→ Stored entries
━━━━━━━━━━━━━━━━
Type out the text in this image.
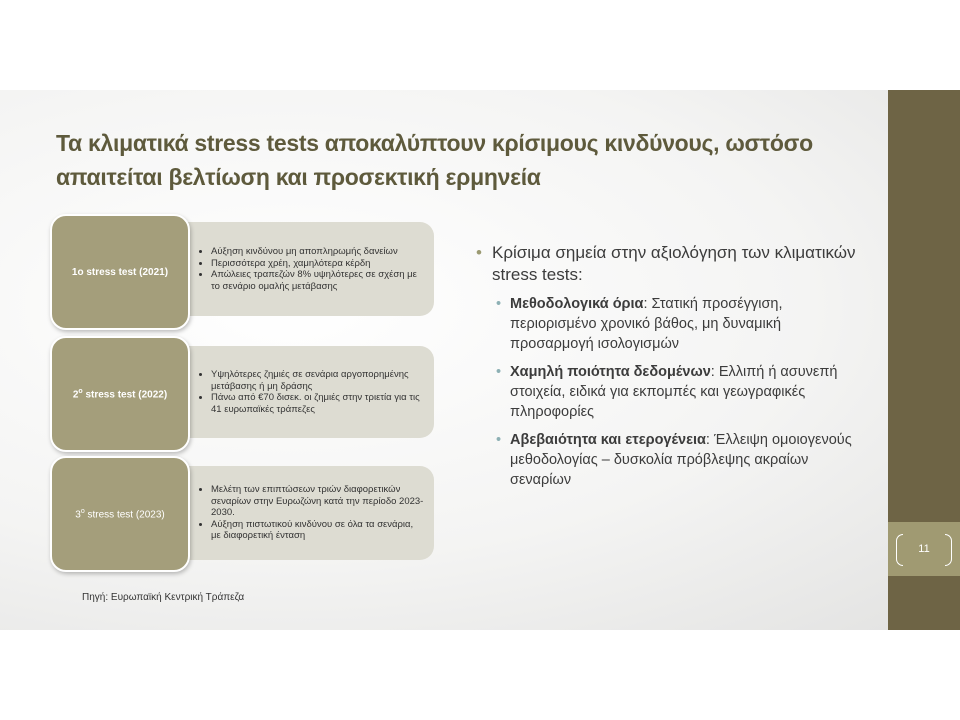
Τα κλιματικά stress tests αποκαλύπτουν κρίσιμους κινδύνους, ωστόσο απαιτείται βελτίωση και προσεκτική ερμηνεία
• Αύξηση κινδύνου μη αποπληρωμής δανείων
• Περισσότερα χρέη, χαμηλότερα κέρδη
• Απώλειες τραπεζών 8% υψηλότερες σε σχέση με το σενάριο ομαλής μετάβασης
1ο stress test (2021)
• Υψηλότερες ζημιές σε σενάρια αργοπορημένης μετάβασης ή μη δράσης
• Πάνω από €70 δισεκ. οι ζημιές στην τριετία για τις 41 ευρωπαϊκές τράπεζες
$2^o$ stress test (2022)
• Μελέτη των επιπτώσεων τριών διαφορετικών σεναρίων στην Ευρωζώνη κατά την περίοδο 2023-2030.
• Αύξηση πιστωτικού κινδύνου σε όλα τα σενάρια, με διαφορετική ένταση
$3^o$ stress test (2023)
• Κρίσιμα σημεία στην αξιολόγηση των κλιματικών stress tests:
• Μεθοδολογικά όρια: Στατική προσέγγιση, περιορισμένο χρονικό βάθος, μη δυναμική προσαρμογή ισολογισμών
• Χαμηλή ποιότητα δεδομένων: Ελλιπή ή ασυνεπή στοιχεία, ειδικά για εκπομπές και γεωγραφικές πληροφορίες
• Αβεβαιότητα και ετερογένεια: Έλλειψη ομοιογενούς μεθοδολογίας – δυσκολία πρόβλεψης ακραίων σεναρίων
Πηγή: Ευρωπαϊκή Κεντρική Τράπεζα
11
━━━━━━━━━━━━━━━━
In the entries above, count each line that holds "tests". Give the total and nothing else.

2